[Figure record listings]
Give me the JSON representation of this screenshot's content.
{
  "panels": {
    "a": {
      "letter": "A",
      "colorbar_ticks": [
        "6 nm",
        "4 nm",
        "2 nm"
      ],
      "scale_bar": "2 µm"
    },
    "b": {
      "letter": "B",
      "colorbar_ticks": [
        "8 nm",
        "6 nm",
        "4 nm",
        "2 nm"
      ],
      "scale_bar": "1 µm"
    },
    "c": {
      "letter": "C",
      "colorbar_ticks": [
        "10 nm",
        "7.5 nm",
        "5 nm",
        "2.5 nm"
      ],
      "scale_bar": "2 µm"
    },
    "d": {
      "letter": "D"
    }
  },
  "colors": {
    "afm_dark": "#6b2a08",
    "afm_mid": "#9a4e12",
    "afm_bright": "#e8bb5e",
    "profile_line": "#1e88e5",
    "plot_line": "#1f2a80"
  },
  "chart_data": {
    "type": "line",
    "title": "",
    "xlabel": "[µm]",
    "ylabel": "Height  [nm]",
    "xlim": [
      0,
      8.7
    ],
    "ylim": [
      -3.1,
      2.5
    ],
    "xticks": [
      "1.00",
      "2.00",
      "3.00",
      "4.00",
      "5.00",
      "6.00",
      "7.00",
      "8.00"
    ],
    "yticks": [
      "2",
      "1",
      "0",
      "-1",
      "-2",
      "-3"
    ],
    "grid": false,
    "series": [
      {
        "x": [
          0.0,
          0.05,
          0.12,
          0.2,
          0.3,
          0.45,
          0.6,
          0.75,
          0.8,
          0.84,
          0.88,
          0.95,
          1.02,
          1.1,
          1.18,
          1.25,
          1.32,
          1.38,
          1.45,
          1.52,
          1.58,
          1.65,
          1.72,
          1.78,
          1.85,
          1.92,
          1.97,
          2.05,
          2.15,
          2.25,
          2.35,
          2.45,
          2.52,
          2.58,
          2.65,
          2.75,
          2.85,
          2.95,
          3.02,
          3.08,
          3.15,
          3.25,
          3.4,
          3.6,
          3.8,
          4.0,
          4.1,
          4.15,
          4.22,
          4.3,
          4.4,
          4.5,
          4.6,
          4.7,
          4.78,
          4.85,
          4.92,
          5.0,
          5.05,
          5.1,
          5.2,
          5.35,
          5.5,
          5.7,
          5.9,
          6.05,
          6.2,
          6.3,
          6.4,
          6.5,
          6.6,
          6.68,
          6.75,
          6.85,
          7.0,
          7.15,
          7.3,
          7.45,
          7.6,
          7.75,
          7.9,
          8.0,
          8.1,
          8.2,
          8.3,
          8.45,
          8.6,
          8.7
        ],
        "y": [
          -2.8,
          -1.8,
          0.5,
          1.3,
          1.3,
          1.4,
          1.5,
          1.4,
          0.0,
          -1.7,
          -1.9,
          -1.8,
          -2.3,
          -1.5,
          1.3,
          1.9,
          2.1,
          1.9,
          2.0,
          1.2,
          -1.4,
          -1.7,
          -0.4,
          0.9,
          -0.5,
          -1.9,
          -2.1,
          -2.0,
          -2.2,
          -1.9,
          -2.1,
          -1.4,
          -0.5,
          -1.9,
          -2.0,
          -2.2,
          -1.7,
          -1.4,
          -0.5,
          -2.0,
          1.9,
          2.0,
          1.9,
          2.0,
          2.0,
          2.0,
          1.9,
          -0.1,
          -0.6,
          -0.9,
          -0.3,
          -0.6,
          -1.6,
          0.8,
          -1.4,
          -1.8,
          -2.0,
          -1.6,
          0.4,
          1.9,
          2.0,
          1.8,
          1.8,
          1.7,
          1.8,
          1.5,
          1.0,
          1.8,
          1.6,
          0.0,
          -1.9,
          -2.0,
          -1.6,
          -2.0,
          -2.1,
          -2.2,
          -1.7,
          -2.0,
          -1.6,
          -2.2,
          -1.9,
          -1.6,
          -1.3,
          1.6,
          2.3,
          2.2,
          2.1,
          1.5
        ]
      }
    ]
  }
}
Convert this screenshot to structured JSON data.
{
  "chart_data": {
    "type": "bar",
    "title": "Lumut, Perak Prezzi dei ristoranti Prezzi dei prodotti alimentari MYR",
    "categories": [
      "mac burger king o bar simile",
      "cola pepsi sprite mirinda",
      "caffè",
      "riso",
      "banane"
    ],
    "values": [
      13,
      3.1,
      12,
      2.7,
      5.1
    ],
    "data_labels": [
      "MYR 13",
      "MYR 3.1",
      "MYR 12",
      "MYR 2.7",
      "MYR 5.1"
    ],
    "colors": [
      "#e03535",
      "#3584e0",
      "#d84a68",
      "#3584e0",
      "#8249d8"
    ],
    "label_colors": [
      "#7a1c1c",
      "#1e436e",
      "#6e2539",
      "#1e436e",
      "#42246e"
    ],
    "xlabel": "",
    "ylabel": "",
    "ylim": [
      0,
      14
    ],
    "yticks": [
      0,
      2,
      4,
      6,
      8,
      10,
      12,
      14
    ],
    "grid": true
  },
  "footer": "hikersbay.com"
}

◆ PROBLEM DESCRIPTION
From the listing above, collect every line that mentions the word "this".

◆ COMPLETE ANSWER
Give me the JSON representation of this screenshot's content.
Convert this screenshot to structured JSON data.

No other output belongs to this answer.